-------- BRANO SCELTO --------

Considerato in diritto

 

1.-I quattro ricorsi indicati in epigrafe sollevano questione di legittimità costituzionale di varie norme della legge 29 dicembre 1988, n. 554; trattandosi di questioni identiche o strettamente connesse, i relativi giudizi vanno riuniti e decisi con unica sentenza.

2. - Tutte le ricorrenti censurano innanzitutto il primo comma dell'art. 5 della legge n. 554 del 1988, in riferimento agli artt. 123 e - limitatamente alle Regioni Liguria e Veneto - anche 117 della Costituzione: la norma, individuando nella giunta regionale l'organo competente a disporre le assunzioni in deroga per le unita sanitarie locali e per gli enti pubblici non economici dipendenti dalle regioni, ad avviso delle ricorrenti invaderebbe una materia riservata agli statuti regionali ed esorbiterebbe dai limiti di una legislazione di principio.

La questione é fondata sotto l'assorbente profilo della violazione dell'art. 123 della Costituzione.

Non vi é dubbio, infatti, che la ripartizione delle competenze tra i vari organi regionali rientra, salvo ovviamente il rispetto dell'art. 121 della Costituzione, nella materia <organizzazione interna della regione>, che la Costituzione riserva allo statuto regionale.

Questa Corte, in una precedente occasione (v. sent. n. 64 del 1987), con riferimento ad una disposizione sostanzialmente identica a quella ora impugnata, ritenne la questione non fondata interpretando la norma nel senso che essa si limitava <a indicare l'organo competente alla generalità dei provvedimenti amministrativi, secondo la maggior parte degli Statuti, senza escludere, dunque, la competenza (anche sull'oggetto) di altri organi regionali, che fosse prevista in via generale da singoli Statuti>.

Ma, in primo luogo, va rilevato che non era stato allora invocato l'art. 123 della Costituzione; ed inoltre la Corte ritiene che sia ora necessario pervenire alla dichiarazione di illegittimità della norma in esame, anche ad evitare che in futuro si riproducano disposizioni analoghe, le quali certamente non rispondono a criteri di rigorosa conformità al dettato costituzionale, dando così luogo ad occasioni di contenzioso tra lo Stato e le regioni.

--------

■ CONSEGNE
**A)** Elenca tutti gli articoli della Costituzione citati nel brano.
**B)** Ricopia dal brano il passo che inizia con le parole contenenti "La questione é" e termina con "da singoli Statuti>.".
Basatevi soltanto sul brano.

-------- DATI MEMORIZZATI --------

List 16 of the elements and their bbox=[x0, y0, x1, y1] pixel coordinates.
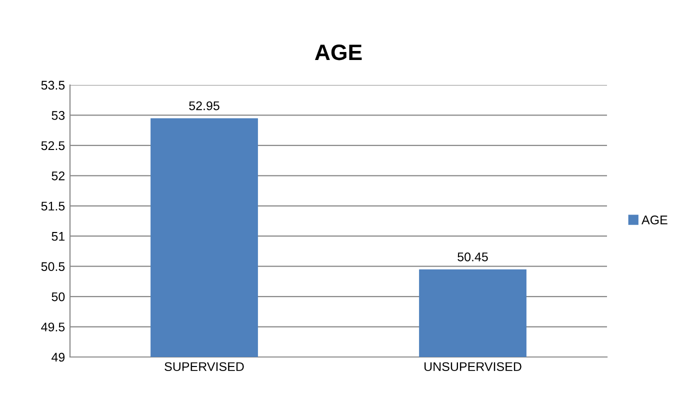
y-tick-label: 51.5 bbox=[41, 202, 65, 211]
y-tick-label: 52.5 bbox=[41, 141, 65, 150]
y-tick-label: 52 bbox=[52, 171, 65, 180]
data-label: 52.95 bbox=[189, 101, 220, 110]
x-tick-label: UNSUPERVISED bbox=[424, 362, 522, 372]
y-tick-label: 49 bbox=[52, 352, 65, 362]
y-tick-label: 53.5 bbox=[41, 80, 65, 90]
y-tick-label: 51 bbox=[52, 232, 65, 241]
y-tick-label: 49.5 bbox=[41, 322, 65, 332]
y-tick-label: 53 bbox=[52, 111, 65, 120]
y-tick-label: 50 bbox=[52, 292, 65, 302]
y-tick-label: 50.5 bbox=[41, 262, 65, 271]
x-tick-label: SUPERVISED bbox=[164, 362, 244, 372]
legend-label: AGE bbox=[642, 216, 668, 224]
data-label: 50.45 bbox=[458, 252, 488, 262]
chart-title: AGE bbox=[314, 44, 362, 60]
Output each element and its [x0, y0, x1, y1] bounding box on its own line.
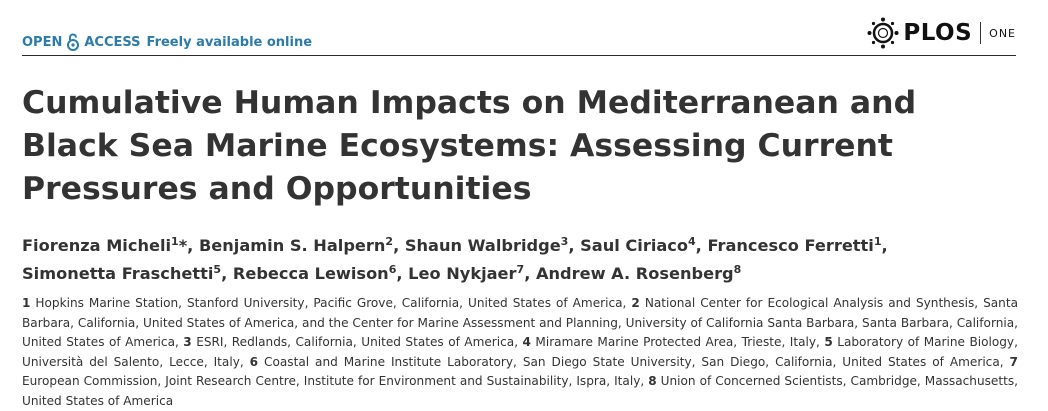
- plos-one-logo[interactable]: PLOS ONE: [866, 17, 1016, 49]
- author-name: Fiorenza Micheli: [22, 236, 172, 255]
- author-name: Rebecca Lewison: [232, 264, 389, 283]
- freely-available-label: Freely available online: [146, 34, 313, 50]
- author-affiliation-ref: 6: [388, 263, 397, 276]
- corresponding-author-mark: *: [178, 236, 188, 255]
- author-name: Shaun Walbridge: [404, 236, 561, 255]
- author-affiliation-ref: 7: [516, 263, 525, 276]
- author-name: Francesco Ferretti: [707, 236, 874, 255]
- author-name: Leo Nykjaer: [408, 264, 517, 283]
- author-affiliation-ref: 1: [171, 235, 179, 248]
- journal-header: OPEN ACCESS Freely available online: [22, 15, 1016, 56]
- affiliation-text: Hopkins Marine Station, Stanford Univers…: [35, 296, 627, 310]
- author-name: Simonetta Fraschetti: [22, 264, 214, 283]
- affiliations: 1 Hopkins Marine Station, Stanford Unive…: [22, 294, 1018, 411]
- author-list: Fiorenza Micheli1*, Benjamin S. Halpern2…: [22, 235, 888, 283]
- author-affiliation-ref: 1: [873, 235, 882, 248]
- affiliation-number: 3: [183, 335, 192, 349]
- affiliation-text: Coastal and Marine Institute Laboratory,…: [264, 354, 1004, 369]
- open-access-lock-icon: [67, 33, 80, 51]
- affiliation-number: 8: [648, 374, 657, 388]
- logo-divider: [980, 22, 982, 44]
- affiliation-number: 5: [824, 335, 833, 349]
- affiliation-text: European Commission, Joint Research Cent…: [22, 374, 645, 388]
- publisher-name: PLOS: [903, 20, 973, 46]
- affiliation-text: ESRI, Redlands, California, United State…: [196, 335, 519, 349]
- author-affiliation-ref: 2: [385, 235, 394, 248]
- author-affiliation-ref: 8: [733, 263, 742, 276]
- author-affiliation-ref: 4: [688, 235, 696, 248]
- open-label: OPEN: [22, 34, 63, 50]
- affiliation-number: 6: [249, 354, 259, 369]
- open-access-banner[interactable]: OPEN ACCESS Freely available online: [22, 33, 312, 51]
- affiliation-number: 4: [522, 335, 531, 349]
- affiliation-number: 7: [1009, 354, 1018, 369]
- affiliation-number: 1: [22, 296, 31, 310]
- affiliation-text: Miramare Marine Protected Area, Trieste,…: [535, 335, 820, 349]
- access-label: ACCESS: [84, 34, 141, 50]
- author-affiliation-ref: 3: [560, 235, 569, 248]
- affiliation-number: 2: [631, 296, 640, 310]
- plos-logo-icon: [866, 16, 900, 50]
- author-name: Benjamin S. Halpern: [198, 236, 386, 255]
- author-name: Andrew A. Rosenberg: [535, 264, 734, 283]
- author-affiliation-ref: 5: [213, 263, 222, 276]
- affiliation-text: Laboratory of Marine Biology, Università…: [22, 335, 1018, 369]
- article-title: Cumulative Human Impacts on Mediterranea…: [22, 85, 917, 207]
- author-name: Saul Ciriaco: [580, 236, 689, 255]
- journal-name: ONE: [989, 26, 1016, 40]
- affiliation-text: National Center for Ecological Analysis …: [22, 296, 1018, 349]
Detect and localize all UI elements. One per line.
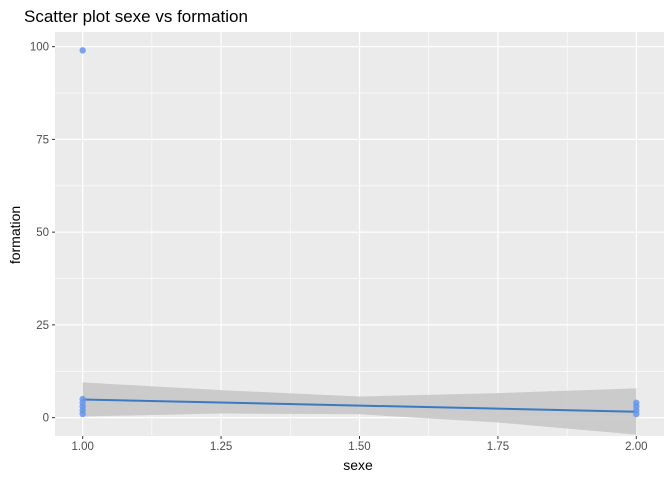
y-axis-ticks: 0 25 50 75 100 [30, 42, 55, 425]
regression-line [82, 398, 637, 413]
confidence-band [82, 382, 637, 435]
points-layer [79, 47, 640, 418]
x-tick-label: 2.00 [625, 441, 647, 453]
x-tick-label: 1.75 [487, 441, 509, 453]
chart-title: Scatter plot sexe vs formation [24, 7, 248, 26]
major-gridlines [55, 32, 664, 436]
smooth-line-layer [82, 398, 637, 413]
x-axis-label: sexe [343, 457, 373, 473]
y-tick-label: 75 [36, 134, 49, 146]
y-tick-label: 50 [36, 227, 49, 239]
y-axis-label: formation [7, 206, 23, 264]
y-tick-label: 100 [30, 42, 49, 54]
confidence-band-layer [82, 382, 637, 435]
x-tick-label: 1.00 [71, 441, 93, 453]
x-axis-ticks: 1.00 1.25 1.50 1.75 2.00 [71, 436, 648, 453]
data-point [79, 47, 86, 54]
y-tick-label: 25 [36, 320, 49, 332]
y-tick-label: 0 [43, 413, 49, 425]
x-tick-label: 1.50 [348, 441, 370, 453]
data-point [79, 410, 86, 418]
data-point [633, 410, 640, 418]
x-tick-label: 1.25 [210, 441, 232, 453]
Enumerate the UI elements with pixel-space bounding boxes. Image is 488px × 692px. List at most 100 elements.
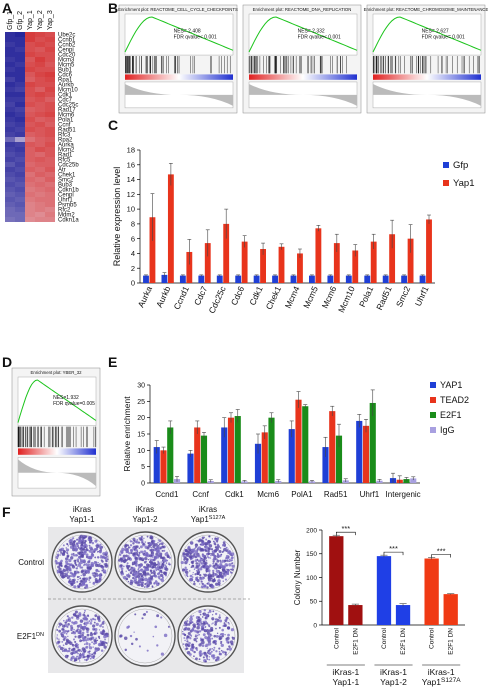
colony [100, 643, 104, 647]
colony [224, 619, 227, 621]
colony [88, 571, 90, 573]
heatmap-cell [35, 182, 45, 187]
heatmap-cell [35, 177, 45, 182]
colony [71, 632, 73, 635]
colony [212, 560, 215, 563]
colony [83, 552, 86, 556]
colony [73, 659, 76, 662]
colony [77, 546, 80, 549]
heatmap-cell [35, 142, 45, 147]
y-tick-label: 16 [127, 160, 135, 169]
y-tick-label: 14 [127, 175, 135, 184]
colony [146, 649, 149, 652]
heatmap-cell [45, 62, 55, 67]
colony [66, 641, 69, 643]
error-bar [346, 274, 351, 277]
colony [196, 539, 198, 542]
y-tick-label: 100 [306, 575, 317, 582]
colony [196, 637, 198, 639]
row-label-sup: DN [36, 632, 44, 638]
heatmap-cell [15, 32, 25, 37]
colony [192, 650, 194, 652]
heatmap-row-label: Rfc2 [58, 208, 71, 214]
colony [79, 652, 82, 655]
heatmap-cell [45, 187, 55, 192]
colony [214, 541, 216, 544]
colony [70, 651, 74, 655]
colony [94, 556, 97, 559]
colony [204, 545, 208, 549]
colony [79, 547, 83, 550]
bar [187, 453, 194, 483]
colony [120, 564, 123, 567]
colony [166, 571, 168, 573]
colony [134, 574, 138, 579]
bar [362, 425, 370, 483]
heatmap-cell [45, 77, 55, 82]
colony [98, 550, 102, 554]
colony [157, 560, 159, 563]
colony [152, 566, 155, 569]
colony [62, 636, 64, 638]
colony [102, 626, 104, 628]
colony [59, 570, 63, 575]
colony [89, 657, 92, 660]
y-tick-label: 2 [131, 264, 135, 273]
colony [207, 546, 209, 548]
colony [161, 563, 164, 566]
colony [76, 552, 79, 554]
legend-swatch [430, 382, 436, 388]
heatmap-cell [25, 217, 35, 222]
colony [120, 567, 124, 571]
heatmap-cell [25, 42, 35, 47]
heatmap-cell [45, 67, 55, 72]
colony [120, 570, 124, 574]
colony [161, 566, 164, 569]
colony [118, 553, 122, 557]
significance-bracket [383, 551, 404, 556]
colony [224, 634, 226, 636]
error-bar [316, 225, 321, 232]
colony [92, 654, 96, 658]
colony [122, 565, 125, 568]
error-bar [377, 479, 382, 483]
heatmap-row-label: Rad17 [58, 108, 76, 114]
heatmap-cell [5, 72, 15, 77]
colony [94, 627, 98, 632]
colony [203, 576, 205, 579]
x-tick-label: Cdc6 [229, 284, 247, 306]
colony [161, 549, 164, 552]
x-tick-label: Cdk1 [247, 284, 265, 306]
group-label-text: iKras-1 [380, 667, 407, 677]
colony [68, 567, 71, 570]
colony [72, 613, 75, 616]
colony [71, 655, 75, 660]
heatmap-cell [15, 142, 25, 147]
colony [150, 571, 153, 575]
colony [94, 614, 98, 618]
colony [228, 645, 231, 648]
colony [224, 559, 227, 562]
colony [72, 638, 76, 641]
x-tick-label: Uhrf1 [413, 284, 431, 307]
colony [124, 548, 127, 551]
colony [211, 617, 215, 621]
colony [164, 564, 167, 567]
colony [118, 559, 121, 562]
colony [220, 554, 223, 556]
colony [205, 538, 208, 541]
colony [54, 559, 58, 563]
colony [193, 568, 196, 571]
colony [73, 545, 77, 550]
colony [135, 570, 138, 573]
colony [208, 572, 211, 575]
x-tick-label: Uhrf1 [360, 490, 380, 499]
heatmap-cell [25, 122, 35, 127]
heatmap-row-label: Cenpi [58, 48, 74, 54]
colony [194, 573, 197, 576]
colony [67, 565, 71, 569]
plate [114, 605, 176, 667]
colony [85, 624, 88, 626]
x-tick-label: Aurkb [154, 284, 173, 309]
colony [156, 573, 159, 575]
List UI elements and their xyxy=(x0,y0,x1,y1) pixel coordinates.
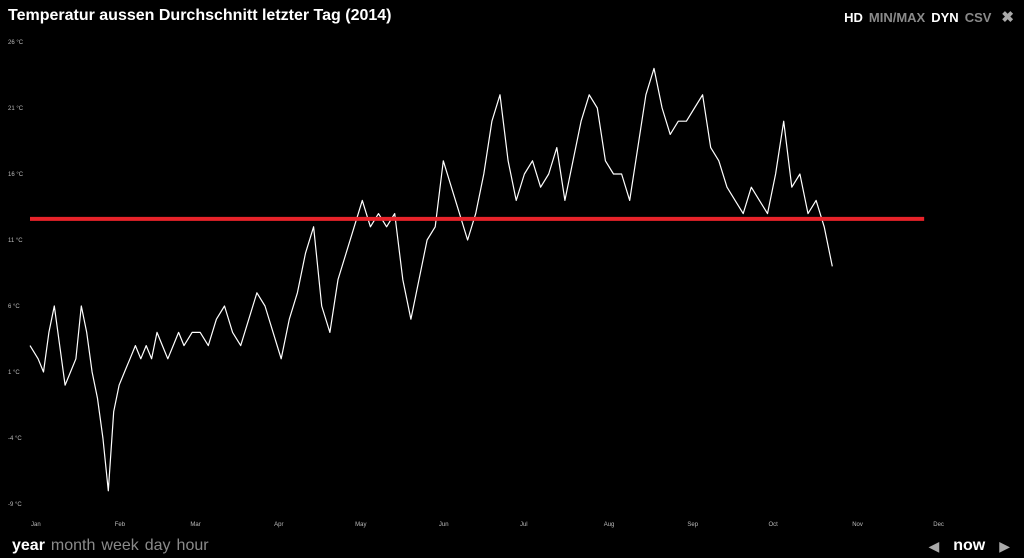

--------

■ RISPOSTE
**A)** Art. 123, art. 117, art. 121

**B)**
La questione é fondata sotto l'assorbente profilo della violazione dell'art. 123 della Costituzione.

Non vi é dubbio, infatti, che la ripartizione delle competenze tra i vari organi regionali rientra, salvo ovviamente il rispetto dell'art. 121 della Costituzione, nella materia <organizzazione interna della regione>, che la Costituzione riserva allo statuto regionale.

Questa Corte, in una precedente occasione (v. sent. n. 64 del 1987), con riferimento ad una disposizione sostanzialmente identica a quella ora impugnata, ritenne la questione non fondata interpretando la norma nel senso che essa si limitava <a indicare l'organo competente alla generalità dei provvedimenti amministrativi, secondo la maggior parte degli Statuti, senza escludere, dunque, la competenza (anche sull'oggetto) di altri organi regionali, che fosse prevista in via generale da singoli Statuti>.